# Written exercise
Check each line for the word "решений" and report how many have it. Give nothing else.
------------------------------------------------------------------------
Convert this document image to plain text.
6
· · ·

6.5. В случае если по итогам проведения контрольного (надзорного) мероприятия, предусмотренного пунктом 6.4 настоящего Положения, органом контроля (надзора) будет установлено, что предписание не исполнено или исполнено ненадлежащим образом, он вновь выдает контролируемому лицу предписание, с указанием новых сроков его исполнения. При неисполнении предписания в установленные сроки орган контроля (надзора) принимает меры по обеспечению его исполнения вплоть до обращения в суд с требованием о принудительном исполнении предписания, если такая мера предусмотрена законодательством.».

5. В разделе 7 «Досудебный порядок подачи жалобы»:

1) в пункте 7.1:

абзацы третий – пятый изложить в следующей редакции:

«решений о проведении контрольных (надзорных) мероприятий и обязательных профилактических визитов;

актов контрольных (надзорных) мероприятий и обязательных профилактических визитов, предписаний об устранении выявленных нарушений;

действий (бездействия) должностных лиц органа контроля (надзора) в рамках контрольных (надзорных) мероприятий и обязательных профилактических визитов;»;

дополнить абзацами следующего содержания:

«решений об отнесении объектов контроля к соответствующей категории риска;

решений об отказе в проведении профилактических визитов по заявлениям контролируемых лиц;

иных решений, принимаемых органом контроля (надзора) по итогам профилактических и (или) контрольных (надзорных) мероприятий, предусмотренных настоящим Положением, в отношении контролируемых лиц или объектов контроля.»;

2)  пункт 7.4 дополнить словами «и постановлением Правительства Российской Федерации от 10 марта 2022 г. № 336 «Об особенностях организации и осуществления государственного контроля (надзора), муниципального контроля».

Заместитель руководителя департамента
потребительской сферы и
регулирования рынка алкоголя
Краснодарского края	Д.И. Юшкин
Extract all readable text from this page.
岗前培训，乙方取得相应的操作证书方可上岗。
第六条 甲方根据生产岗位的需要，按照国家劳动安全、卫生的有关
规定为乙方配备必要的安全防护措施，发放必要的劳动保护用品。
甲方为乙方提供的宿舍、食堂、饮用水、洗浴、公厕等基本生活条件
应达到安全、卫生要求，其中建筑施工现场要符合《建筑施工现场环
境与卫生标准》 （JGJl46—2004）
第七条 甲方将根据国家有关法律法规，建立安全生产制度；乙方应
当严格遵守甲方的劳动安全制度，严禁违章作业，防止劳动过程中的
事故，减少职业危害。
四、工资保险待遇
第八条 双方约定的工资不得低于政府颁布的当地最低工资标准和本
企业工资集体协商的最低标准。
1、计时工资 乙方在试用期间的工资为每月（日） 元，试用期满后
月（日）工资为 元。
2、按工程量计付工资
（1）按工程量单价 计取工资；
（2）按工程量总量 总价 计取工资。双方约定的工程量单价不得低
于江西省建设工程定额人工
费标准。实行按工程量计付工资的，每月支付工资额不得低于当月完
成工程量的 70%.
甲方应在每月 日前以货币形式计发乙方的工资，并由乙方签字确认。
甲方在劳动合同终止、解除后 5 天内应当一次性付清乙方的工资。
------------------------------------------------------------------------
# Reply
4